--- DATA FOR PROCESSING ---
________________________

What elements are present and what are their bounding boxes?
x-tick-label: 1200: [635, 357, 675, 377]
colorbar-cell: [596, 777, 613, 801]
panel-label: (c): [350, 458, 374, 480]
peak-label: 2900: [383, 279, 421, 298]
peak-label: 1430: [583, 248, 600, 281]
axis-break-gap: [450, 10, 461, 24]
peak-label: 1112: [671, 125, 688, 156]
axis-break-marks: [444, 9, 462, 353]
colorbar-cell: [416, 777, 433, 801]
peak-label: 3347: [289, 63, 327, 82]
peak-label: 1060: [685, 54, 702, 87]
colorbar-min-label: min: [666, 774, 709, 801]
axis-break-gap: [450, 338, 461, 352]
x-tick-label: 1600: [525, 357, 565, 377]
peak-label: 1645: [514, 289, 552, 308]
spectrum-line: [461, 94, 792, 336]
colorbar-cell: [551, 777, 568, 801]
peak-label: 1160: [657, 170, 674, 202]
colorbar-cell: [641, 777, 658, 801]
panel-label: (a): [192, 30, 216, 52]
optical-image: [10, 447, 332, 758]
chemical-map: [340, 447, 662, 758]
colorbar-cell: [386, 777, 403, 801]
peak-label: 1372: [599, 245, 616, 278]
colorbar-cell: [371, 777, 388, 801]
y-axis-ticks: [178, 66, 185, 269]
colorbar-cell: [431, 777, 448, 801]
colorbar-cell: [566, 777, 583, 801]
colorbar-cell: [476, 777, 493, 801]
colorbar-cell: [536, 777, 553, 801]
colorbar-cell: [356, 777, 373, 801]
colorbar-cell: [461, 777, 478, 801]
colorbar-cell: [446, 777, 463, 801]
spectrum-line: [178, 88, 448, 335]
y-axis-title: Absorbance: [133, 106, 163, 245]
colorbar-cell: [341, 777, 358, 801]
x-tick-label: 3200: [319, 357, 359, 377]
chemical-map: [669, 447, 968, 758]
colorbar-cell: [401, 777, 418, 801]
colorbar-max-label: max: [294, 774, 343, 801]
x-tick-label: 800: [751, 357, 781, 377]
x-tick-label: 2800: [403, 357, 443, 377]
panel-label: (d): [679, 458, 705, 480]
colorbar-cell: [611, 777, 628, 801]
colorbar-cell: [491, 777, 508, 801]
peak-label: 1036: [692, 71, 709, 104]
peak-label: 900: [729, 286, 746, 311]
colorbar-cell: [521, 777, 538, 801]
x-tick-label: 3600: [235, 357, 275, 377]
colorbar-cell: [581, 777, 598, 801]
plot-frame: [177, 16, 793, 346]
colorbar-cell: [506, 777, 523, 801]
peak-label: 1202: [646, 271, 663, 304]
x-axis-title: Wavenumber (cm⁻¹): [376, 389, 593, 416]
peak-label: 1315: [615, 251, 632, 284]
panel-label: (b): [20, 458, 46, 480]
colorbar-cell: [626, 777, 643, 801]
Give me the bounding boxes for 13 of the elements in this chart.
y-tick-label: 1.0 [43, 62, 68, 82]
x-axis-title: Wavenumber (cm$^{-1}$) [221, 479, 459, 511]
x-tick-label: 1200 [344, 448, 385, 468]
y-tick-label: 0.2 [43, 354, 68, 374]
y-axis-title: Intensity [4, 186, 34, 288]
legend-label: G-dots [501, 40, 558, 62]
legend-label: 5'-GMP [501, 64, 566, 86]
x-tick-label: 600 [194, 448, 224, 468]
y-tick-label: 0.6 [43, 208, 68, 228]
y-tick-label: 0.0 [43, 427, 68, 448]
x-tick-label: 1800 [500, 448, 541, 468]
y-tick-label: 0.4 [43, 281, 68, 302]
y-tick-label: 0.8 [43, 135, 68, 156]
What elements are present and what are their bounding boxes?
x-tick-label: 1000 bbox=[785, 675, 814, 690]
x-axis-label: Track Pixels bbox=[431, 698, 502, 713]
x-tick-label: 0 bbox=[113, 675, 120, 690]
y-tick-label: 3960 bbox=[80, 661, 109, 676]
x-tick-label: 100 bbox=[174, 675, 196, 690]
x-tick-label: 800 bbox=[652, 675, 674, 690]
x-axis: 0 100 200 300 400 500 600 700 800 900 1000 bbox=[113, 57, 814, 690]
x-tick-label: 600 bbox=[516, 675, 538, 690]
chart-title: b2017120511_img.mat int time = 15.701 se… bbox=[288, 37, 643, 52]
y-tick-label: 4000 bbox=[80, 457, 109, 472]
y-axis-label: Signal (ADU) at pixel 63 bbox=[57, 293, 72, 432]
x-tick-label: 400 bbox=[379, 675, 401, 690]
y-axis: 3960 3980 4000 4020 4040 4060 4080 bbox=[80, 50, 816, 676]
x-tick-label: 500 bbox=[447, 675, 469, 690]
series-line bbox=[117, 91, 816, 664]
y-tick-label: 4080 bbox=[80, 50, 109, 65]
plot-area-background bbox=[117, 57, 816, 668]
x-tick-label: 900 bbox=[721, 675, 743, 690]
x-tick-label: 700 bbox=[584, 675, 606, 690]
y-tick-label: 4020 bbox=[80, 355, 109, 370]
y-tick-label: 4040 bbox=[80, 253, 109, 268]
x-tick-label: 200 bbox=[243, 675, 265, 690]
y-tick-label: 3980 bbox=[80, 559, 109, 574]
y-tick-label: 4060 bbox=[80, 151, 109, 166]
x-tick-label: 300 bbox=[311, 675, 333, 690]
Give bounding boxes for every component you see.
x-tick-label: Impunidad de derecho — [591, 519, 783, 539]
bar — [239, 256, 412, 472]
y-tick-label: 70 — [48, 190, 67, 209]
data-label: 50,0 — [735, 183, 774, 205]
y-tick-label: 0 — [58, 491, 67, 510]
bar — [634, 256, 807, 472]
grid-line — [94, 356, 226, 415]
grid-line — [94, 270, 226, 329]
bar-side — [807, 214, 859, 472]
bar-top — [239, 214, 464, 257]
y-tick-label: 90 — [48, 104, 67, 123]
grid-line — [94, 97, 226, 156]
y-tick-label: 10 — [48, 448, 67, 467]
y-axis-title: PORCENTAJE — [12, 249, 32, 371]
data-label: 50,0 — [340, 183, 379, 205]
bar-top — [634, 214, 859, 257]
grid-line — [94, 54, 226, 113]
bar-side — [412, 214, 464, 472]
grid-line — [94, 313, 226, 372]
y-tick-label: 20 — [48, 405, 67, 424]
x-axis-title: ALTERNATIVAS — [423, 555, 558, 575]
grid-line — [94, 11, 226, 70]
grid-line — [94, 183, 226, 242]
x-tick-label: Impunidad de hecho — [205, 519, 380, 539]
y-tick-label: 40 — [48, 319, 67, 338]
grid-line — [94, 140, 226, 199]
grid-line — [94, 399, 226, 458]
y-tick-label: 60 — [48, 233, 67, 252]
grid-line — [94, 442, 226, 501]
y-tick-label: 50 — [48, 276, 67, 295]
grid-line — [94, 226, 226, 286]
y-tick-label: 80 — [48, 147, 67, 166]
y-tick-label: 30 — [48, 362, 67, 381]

________________________

--- JOB ---
Lay out every line of the material above as a Markdown table with the columns "Row" and "Entry." Number the rows in order and leave out any blank lines.

--- FULL ANSWER ---
| Row | Entry |
|---|---|
| 1 | What elements are present and what are their bounding boxes? |
| 2 | x-tick-label: 1200: [635, 357, 675, 377] |
| 3 | colorbar-cell: [596, 777, 613, 801] |
| 4 | panel-label: (c): [350, 458, 374, 480] |
| 5 | peak-label: 2900: [383, 279, 421, 298] |
| 6 | peak-label: 1430: [583, 248, 600, 281] |
| 7 | axis-break-gap: [450, 10, 461, 24] |
| 8 | peak-label: 1112: [671, 125, 688, 156] |
| 9 | axis-break-marks: [444, 9, 462, 353] |
| 10 | colorbar-cell: [416, 777, 433, 801] |
| 11 | peak-label: 3347: [289, 63, 327, 82] |
| 12 | peak-label: 1060: [685, 54, 702, 87] |
| 13 | colorbar-min-label: min: [666, 774, 709, 801] |
| 14 | axis-break-gap: [450, 338, 461, 352] |
| 15 | x-tick-label: 1600: [525, 357, 565, 377] |
| 16 | peak-label: 1645: [514, 289, 552, 308] |
| 17 | spectrum-line: [461, 94, 792, 336] |
| 18 | colorbar-cell: [551, 777, 568, 801] |
| 19 | peak-label: 1160: [657, 170, 674, 202] |
| 20 | colorbar-cell: [641, 777, 658, 801] |
| 21 | panel-label: (a): [192, 30, 216, 52] |
| 22 | optical-image: [10, 447, 332, 758] |
| 23 | chemical-map: [340, 447, 662, 758] |
| 24 | colorbar-cell: [386, 777, 403, 801] |
| 25 | peak-label: 1372: [599, 245, 616, 278] |
| 26 | colorbar-cell: [371, 777, 388, 801] |
| 27 | y-axis-ticks: [178, 66, 185, 269] |
| 28 | colorbar-cell: [431, 777, 448, 801] |
| 29 | colorbar-cell: [566, 777, 583, 801] |
| 30 | colorbar-cell: [476, 777, 493, 801] |
| 31 | colorbar-cell: [536, 777, 553, 801] |
| 32 | colorbar-cell: [356, 777, 373, 801] |
| 33 | colorbar-cell: [461, 777, 478, 801] |
| 34 | colorbar-cell: [446, 777, 463, 801] |
| 35 | spectrum-line: [178, 88, 448, 335] |
| 36 | y-axis-title: Absorbance: [133, 106, 163, 245] |
| 37 | colorbar-cell: [341, 777, 358, 801] |
| 38 | x-tick-label: 3200: [319, 357, 359, 377] |
| 39 | chemical-map: [669, 447, 968, 758] |
| 40 | colorbar-cell: [401, 777, 418, 801] |
| 41 | colorbar-max-label: max: [294, 774, 343, 801] |
| 42 | x-tick-label: 800: [751, 357, 781, 377] |
| 43 | x-tick-label: 2800: [403, 357, 443, 377] |
| 44 | panel-label: (d): [679, 458, 705, 480] |
| 45 | colorbar-cell: [611, 777, 628, 801] |
| 46 | colorbar-cell: [491, 777, 508, 801] |
| 47 | peak-label: 1036: [692, 71, 709, 104] |
| 48 | peak-label: 900: [729, 286, 746, 311] |
| 49 | colorbar-cell: [521, 777, 538, 801] |
| 50 | x-tick-label: 3600: [235, 357, 275, 377] |
| 51 | colorbar-cell: [581, 777, 598, 801] |
| 52 | plot-frame: [177, 16, 793, 346] |
| 53 | colorbar-cell: [506, 777, 523, 801] |
| 54 | peak-label: 1202: [646, 271, 663, 304] |
| 55 | x-axis-title: Wavenumber (cm⁻¹): [376, 389, 593, 416] |
| 56 | peak-label: 1315: [615, 251, 632, 284] |
| 57 | panel-label: (b): [20, 458, 46, 480] |
| 58 | colorbar-cell: [626, 777, 643, 801] |
| 59 | Give me the bounding boxes for 13 of the elements in this chart. |
| 60 | y-tick-label: 1.0 [43, 62, 68, 82] |
| 61 | x-axis-title: Wavenumber (cm$^{-1}$) [221, 479, 459, 511] |
| 62 | x-tick-label: 1200 [344, 448, 385, 468] |
| 63 | y-tick-label: 0.2 [43, 354, 68, 374] |
| 64 | y-axis-title: Intensity [4, 186, 34, 288] |
| 65 | legend-label: G-dots [501, 40, 558, 62] |
| 66 | legend-label: 5'-GMP [501, 64, 566, 86] |
| 67 | x-tick-label: 600 [194, 448, 224, 468] |
| 68 | y-tick-label: 0.6 [43, 208, 68, 228] |
| 69 | y-tick-label: 0.0 [43, 427, 68, 448] |
| 70 | x-tick-label: 1800 [500, 448, 541, 468] |
| 71 | y-tick-label: 0.4 [43, 281, 68, 302] |
| 72 | y-tick-label: 0.8 [43, 135, 68, 156] |
| 73 | What elements are present and what are their bounding boxes? |
| 74 | x-tick-label: 1000 bbox=[785, 675, 814, 690] |
| 75 | x-axis-label: Track Pixels bbox=[431, 698, 502, 713] |
| 76 | x-tick-label: 0 bbox=[113, 675, 120, 690] |
| 77 | y-tick-label: 3960 bbox=[80, 661, 109, 676] |
| 78 | x-tick-label: 100 bbox=[174, 675, 196, 690] |
| 79 | x-tick-label: 800 bbox=[652, 675, 674, 690] |
| 80 | x-axis: 0 100 200 300 400 500 600 700 800 900 1000 bbox=[113, 57, 814, 690] |
| 81 | x-tick-label: 600 bbox=[516, 675, 538, 690] |
| 82 | chart-title: b2017120511_img.mat int time = 15.701 se… bbox=[288, 37, 643, 52] |
| 83 | y-tick-label: 4000 bbox=[80, 457, 109, 472] |
| 84 | y-axis-label: Signal (ADU) at pixel 63 bbox=[57, 293, 72, 432] |
| 85 | x-tick-label: 400 bbox=[379, 675, 401, 690] |
| 86 | y-axis: 3960 3980 4000 4020 4040 4060 4080 bbox=[80, 50, 816, 676] |
| 87 | x-tick-label: 500 bbox=[447, 675, 469, 690] |
| 88 | series-line bbox=[117, 91, 816, 664] |
| 89 | y-tick-label: 4080 bbox=[80, 50, 109, 65] |
| 90 | plot-area-background bbox=[117, 57, 816, 668] |
| 91 | x-tick-label: 900 bbox=[721, 675, 743, 690] |
| 92 | x-tick-label: 700 bbox=[584, 675, 606, 690] |
| 93 | y-tick-label: 4020 bbox=[80, 355, 109, 370] |
| 94 | y-tick-label: 4040 bbox=[80, 253, 109, 268] |
| 95 | x-tick-label: 200 bbox=[243, 675, 265, 690] |
| 96 | y-tick-label: 3980 bbox=[80, 559, 109, 574] |
| 97 | y-tick-label: 4060 bbox=[80, 151, 109, 166] |
| 98 | x-tick-label: 300 bbox=[311, 675, 333, 690] |
| 99 | Give bounding boxes for every component you see. |
| 100 | x-tick-label: Impunidad de derecho — [591, 519, 783, 539] |
| 101 | bar — [239, 256, 412, 472] |
| 102 | y-tick-label: 70 — [48, 190, 67, 209] |
| 103 | data-label: 50,0 — [735, 183, 774, 205] |
| 104 | y-tick-label: 0 — [58, 491, 67, 510] |
| 105 | bar — [634, 256, 807, 472] |
| 106 | grid-line — [94, 356, 226, 415] |
| 107 | grid-line — [94, 270, 226, 329] |
| 108 | bar-side — [807, 214, 859, 472] |
| 109 | bar-top — [239, 214, 464, 257] |
| 110 | y-tick-label: 90 — [48, 104, 67, 123] |
| 111 | grid-line — [94, 97, 226, 156] |
| 112 | y-tick-label: 10 — [48, 448, 67, 467] |
| 113 | y-axis-title: PORCENTAJE — [12, 249, 32, 371] |
| 114 | data-label: 50,0 — [340, 183, 379, 205] |
| 115 | bar-top — [634, 214, 859, 257] |
| 116 | grid-line — [94, 54, 226, 113] |
| 117 | bar-side — [412, 214, 464, 472] |
| 118 | grid-line — [94, 313, 226, 372] |
| 119 | y-tick-label: 20 — [48, 405, 67, 424] |
| 120 | x-axis-title: ALTERNATIVAS — [423, 555, 558, 575] |
| 121 | grid-line — [94, 11, 226, 70] |
| 122 | grid-line — [94, 183, 226, 242] |
| 123 | x-tick-label: Impunidad de hecho — [205, 519, 380, 539] |
| 124 | y-tick-label: 40 — [48, 319, 67, 338] |
| 125 | grid-line — [94, 140, 226, 199] |
| 126 | grid-line — [94, 399, 226, 458] |
| 127 | y-tick-label: 60 — [48, 233, 67, 252] |
| 128 | grid-line — [94, 442, 226, 501] |
| 129 | y-tick-label: 50 — [48, 276, 67, 295] |
| 130 | grid-line — [94, 226, 226, 286] |
| 131 | y-tick-label: 80 — [48, 147, 67, 166] |
| 132 | y-tick-label: 30 — [48, 362, 67, 381] |